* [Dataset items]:
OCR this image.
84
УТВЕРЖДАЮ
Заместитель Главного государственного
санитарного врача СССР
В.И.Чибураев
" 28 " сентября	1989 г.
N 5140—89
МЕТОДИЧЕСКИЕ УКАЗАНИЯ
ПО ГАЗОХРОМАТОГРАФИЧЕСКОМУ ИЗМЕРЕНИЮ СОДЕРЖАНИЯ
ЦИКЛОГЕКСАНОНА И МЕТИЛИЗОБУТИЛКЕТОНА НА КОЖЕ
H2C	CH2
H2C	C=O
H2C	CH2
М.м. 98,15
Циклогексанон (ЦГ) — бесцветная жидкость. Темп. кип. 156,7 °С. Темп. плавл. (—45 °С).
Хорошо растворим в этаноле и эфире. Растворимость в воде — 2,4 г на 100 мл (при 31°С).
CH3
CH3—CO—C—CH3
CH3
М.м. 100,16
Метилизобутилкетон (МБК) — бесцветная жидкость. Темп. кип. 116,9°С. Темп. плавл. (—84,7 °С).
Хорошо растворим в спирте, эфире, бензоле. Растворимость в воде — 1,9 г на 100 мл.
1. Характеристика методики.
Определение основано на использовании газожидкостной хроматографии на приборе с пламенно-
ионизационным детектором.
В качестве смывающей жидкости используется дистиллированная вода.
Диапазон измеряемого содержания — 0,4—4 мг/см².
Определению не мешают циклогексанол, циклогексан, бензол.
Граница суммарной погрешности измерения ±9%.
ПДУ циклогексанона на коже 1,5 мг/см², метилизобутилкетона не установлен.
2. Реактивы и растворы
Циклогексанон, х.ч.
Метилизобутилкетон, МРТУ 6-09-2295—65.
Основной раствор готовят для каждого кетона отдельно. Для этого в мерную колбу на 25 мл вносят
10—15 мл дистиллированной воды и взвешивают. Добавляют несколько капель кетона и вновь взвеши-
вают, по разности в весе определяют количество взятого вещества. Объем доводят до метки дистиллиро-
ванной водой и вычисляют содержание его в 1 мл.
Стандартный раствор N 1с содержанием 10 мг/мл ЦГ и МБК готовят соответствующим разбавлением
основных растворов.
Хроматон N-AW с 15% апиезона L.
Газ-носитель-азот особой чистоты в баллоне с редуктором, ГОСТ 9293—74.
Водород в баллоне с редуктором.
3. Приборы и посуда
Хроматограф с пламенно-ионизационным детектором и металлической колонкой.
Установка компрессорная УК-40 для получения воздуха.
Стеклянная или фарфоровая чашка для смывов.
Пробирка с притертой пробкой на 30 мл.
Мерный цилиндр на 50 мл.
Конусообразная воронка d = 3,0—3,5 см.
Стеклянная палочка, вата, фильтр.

* [Set problem]:
Look through the listing above. Pick out each line with "воде" and copy it.

* [Result]:
Хорошо растворим в этаноле и эфире. Растворимость в воде — 2,4 г на 100 мл (при 31°С).
Хорошо растворим в спирте, эфире, бензоле. Растворимость в воде — 1,9 г на 100 мл.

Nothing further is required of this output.